§ **WHAT YOU ARE ASKED TO DO**
Here are some records; return them all exactly.
________________________
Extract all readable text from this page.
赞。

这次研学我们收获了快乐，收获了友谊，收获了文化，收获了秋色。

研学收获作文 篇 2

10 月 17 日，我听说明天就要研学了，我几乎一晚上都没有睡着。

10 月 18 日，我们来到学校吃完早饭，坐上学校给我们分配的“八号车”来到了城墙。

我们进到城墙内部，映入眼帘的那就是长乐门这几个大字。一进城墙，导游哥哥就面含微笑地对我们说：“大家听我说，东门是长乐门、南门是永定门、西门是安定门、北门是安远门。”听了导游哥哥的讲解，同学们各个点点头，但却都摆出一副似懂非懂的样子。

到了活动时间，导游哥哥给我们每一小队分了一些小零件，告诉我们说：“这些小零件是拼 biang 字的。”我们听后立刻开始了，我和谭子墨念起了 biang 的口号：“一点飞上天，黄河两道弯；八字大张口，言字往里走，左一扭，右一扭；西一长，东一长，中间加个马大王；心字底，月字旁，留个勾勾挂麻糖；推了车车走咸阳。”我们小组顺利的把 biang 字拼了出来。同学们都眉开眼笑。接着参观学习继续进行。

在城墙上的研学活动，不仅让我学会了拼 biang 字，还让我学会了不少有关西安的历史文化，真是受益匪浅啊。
________________________
§ **RIGHT ANSWER**
Extract all readable text from this page.
赞。

这次研学我们收获了快乐，收获了友谊，收获了文化，收获了秋色。

研学收获作文 篇 2

10 月 17 日，我听说明天就要研学了，我几乎一晚上都没有睡着。

10 月 18 日，我们来到学校吃完早饭，坐上学校给我们分配的“八号车”来到了城墙。

我们进到城墙内部，映入眼帘的那就是长乐门这几个大字。一进城墙，导游哥哥就面含微笑地对我们说：“大家听我说，东门是长乐门、南门是永定门、西门是安定门、北门是安远门。”听了导游哥哥的讲解，同学们各个点点头，但却都摆出一副似懂非懂的样子。

到了活动时间，导游哥哥给我们每一小队分了一些小零件，告诉我们说：“这些小零件是拼 biang 字的。”我们听后立刻开始了，我和谭子墨念起了 biang 的口号：“一点飞上天，黄河两道弯；八字大张口，言字往里走，左一扭，右一扭；西一长，东一长，中间加个马大王；心字底，月字旁，留个勾勾挂麻糖；推了车车走咸阳。”我们小组顺利的把 biang 字拼了出来。同学们都眉开眼笑。接着参观学习继续进行。

在城墙上的研学活动，不仅让我学会了拼 biang 字，还让我学会了不少有关西安的历史文化，真是受益匪浅啊。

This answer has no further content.